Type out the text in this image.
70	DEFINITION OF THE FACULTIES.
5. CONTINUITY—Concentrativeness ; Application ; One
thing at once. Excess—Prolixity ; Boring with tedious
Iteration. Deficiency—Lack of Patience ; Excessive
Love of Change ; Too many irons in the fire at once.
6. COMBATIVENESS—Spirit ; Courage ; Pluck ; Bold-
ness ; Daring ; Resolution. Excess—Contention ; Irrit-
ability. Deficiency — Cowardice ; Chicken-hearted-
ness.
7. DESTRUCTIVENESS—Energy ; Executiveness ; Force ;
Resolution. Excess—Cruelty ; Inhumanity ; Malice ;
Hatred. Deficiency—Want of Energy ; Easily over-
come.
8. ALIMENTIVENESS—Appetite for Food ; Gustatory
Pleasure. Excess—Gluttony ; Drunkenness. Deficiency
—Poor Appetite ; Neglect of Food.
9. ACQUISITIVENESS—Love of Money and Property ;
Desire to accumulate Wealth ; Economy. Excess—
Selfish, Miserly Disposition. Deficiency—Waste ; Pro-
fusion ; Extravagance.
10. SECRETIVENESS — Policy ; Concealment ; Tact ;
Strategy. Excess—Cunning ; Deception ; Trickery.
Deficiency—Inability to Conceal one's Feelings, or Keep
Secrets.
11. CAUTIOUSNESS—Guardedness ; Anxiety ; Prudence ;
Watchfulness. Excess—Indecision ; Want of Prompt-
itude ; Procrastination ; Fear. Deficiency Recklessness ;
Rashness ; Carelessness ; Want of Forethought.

· · · · · · ·

> EXERCISE REQUIREMENTS
Return the whole listing exactly.

> PROBLEM SOLUTION
Type out the text in this image.
70	DEFINITION OF THE FACULTIES.
5. CONTINUITY—Concentrativeness ; Application ; One
thing at once. Excess—Prolixity ; Boring with tedious
Iteration. Deficiency—Lack of Patience ; Excessive
Love of Change ; Too many irons in the fire at once.
6. COMBATIVENESS—Spirit ; Courage ; Pluck ; Bold-
ness ; Daring ; Resolution. Excess—Contention ; Irrit-
ability. Deficiency — Cowardice ; Chicken-hearted-
ness.
7. DESTRUCTIVENESS—Energy ; Executiveness ; Force ;
Resolution. Excess—Cruelty ; Inhumanity ; Malice ;
Hatred. Deficiency—Want of Energy ; Easily over-
come.
8. ALIMENTIVENESS—Appetite for Food ; Gustatory
Pleasure. Excess—Gluttony ; Drunkenness. Deficiency
—Poor Appetite ; Neglect of Food.
9. ACQUISITIVENESS—Love of Money and Property ;
Desire to accumulate Wealth ; Economy. Excess—
Selfish, Miserly Disposition. Deficiency—Waste ; Pro-
fusion ; Extravagance.
10. SECRETIVENESS — Policy ; Concealment ; Tact ;
Strategy. Excess—Cunning ; Deception ; Trickery.
Deficiency—Inability to Conceal one's Feelings, or Keep
Secrets.
11. CAUTIOUSNESS—Guardedness ; Anxiety ; Prudence ;
Watchfulness. Excess—Indecision ; Want of Prompt-
itude ; Procrastination ; Fear. Deficiency Recklessness ;
Rashness ; Carelessness ; Want of Forethought.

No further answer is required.